OBJECTIVE — Determine the number of lines that have the string "органический" in them, and give only that number.

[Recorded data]
★ ★ ★
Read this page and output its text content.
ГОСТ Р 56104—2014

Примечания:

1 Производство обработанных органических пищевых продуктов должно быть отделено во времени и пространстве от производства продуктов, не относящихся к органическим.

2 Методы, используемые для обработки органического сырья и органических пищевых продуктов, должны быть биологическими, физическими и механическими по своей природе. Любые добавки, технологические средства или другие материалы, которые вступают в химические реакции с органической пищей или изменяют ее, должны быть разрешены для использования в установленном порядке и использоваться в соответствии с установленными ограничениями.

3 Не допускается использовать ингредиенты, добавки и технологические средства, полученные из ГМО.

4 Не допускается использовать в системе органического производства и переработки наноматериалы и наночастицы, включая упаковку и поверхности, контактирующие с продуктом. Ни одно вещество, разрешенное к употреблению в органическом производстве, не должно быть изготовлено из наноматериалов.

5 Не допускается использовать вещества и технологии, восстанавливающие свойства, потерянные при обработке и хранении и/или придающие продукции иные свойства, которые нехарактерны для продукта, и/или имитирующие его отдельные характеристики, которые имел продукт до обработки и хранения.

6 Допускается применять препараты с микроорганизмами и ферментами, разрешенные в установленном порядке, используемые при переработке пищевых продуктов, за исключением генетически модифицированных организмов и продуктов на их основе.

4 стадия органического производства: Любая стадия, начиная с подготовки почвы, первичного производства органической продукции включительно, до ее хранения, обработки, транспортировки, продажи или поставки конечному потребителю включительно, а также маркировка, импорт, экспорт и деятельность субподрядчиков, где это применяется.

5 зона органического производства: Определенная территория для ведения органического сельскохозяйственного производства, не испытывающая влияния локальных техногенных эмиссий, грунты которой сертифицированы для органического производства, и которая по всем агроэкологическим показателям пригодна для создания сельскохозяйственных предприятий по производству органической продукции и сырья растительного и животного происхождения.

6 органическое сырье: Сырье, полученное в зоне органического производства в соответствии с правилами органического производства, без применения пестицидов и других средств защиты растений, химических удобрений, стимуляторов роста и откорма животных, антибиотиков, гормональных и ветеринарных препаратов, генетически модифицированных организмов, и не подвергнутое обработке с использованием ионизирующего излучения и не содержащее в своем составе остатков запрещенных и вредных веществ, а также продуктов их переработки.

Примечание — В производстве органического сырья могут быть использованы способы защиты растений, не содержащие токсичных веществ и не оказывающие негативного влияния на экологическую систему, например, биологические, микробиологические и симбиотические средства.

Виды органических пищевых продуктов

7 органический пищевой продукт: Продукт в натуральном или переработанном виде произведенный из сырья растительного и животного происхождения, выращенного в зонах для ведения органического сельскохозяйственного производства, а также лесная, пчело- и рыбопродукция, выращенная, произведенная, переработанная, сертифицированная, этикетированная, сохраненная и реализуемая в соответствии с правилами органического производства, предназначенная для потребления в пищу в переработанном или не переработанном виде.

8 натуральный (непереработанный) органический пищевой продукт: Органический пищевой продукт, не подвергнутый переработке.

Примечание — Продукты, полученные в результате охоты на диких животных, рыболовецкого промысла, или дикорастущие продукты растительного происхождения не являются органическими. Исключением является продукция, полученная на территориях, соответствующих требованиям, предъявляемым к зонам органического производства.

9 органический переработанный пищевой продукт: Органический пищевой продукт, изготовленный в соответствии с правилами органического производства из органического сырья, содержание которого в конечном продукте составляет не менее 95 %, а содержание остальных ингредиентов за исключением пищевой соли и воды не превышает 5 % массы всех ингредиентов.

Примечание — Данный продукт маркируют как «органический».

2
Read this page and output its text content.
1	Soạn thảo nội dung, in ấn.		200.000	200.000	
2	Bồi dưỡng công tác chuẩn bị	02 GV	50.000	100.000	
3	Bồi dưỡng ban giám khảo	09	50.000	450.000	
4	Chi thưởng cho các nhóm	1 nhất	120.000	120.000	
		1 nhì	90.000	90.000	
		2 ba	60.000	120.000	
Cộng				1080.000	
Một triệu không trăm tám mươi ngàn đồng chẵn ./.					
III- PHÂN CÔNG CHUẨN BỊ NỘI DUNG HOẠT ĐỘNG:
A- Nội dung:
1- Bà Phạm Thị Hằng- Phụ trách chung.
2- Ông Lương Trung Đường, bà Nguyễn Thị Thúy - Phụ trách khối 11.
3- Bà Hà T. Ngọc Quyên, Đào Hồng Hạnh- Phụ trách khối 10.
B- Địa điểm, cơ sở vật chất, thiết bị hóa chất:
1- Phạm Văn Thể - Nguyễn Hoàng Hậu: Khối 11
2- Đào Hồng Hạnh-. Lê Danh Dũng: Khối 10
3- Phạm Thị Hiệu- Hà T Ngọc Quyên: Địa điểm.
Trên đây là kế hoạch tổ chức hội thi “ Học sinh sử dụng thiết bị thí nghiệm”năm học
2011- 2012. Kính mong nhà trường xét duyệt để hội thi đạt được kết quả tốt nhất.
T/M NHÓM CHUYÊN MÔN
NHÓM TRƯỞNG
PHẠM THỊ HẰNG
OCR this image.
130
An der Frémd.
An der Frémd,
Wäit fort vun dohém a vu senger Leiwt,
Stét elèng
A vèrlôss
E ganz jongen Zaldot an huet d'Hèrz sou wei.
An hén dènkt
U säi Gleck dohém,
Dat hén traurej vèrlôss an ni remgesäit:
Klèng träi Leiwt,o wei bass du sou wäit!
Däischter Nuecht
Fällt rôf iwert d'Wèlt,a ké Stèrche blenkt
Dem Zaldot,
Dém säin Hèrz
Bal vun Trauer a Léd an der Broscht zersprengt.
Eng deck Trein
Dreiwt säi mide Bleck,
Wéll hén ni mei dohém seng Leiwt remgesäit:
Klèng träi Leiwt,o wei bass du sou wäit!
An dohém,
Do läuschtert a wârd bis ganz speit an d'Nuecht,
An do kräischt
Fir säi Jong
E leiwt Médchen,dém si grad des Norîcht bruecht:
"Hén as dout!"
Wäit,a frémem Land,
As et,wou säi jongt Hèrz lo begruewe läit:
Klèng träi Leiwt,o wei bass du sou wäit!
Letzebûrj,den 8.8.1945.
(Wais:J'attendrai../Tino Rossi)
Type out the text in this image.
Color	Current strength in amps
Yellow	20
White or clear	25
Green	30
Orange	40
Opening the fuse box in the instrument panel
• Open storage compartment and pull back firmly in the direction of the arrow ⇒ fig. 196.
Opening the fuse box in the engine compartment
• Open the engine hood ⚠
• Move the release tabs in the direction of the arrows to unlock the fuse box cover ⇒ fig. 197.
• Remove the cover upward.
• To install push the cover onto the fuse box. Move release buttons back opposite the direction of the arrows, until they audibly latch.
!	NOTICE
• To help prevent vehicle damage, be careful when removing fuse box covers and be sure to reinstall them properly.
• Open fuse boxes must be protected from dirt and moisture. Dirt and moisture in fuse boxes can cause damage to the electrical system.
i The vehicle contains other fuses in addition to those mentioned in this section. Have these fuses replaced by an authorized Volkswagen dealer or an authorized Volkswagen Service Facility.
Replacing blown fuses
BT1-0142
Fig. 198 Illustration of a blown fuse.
★ ★ ★
OUTPUT OF THE EXERCISE — 4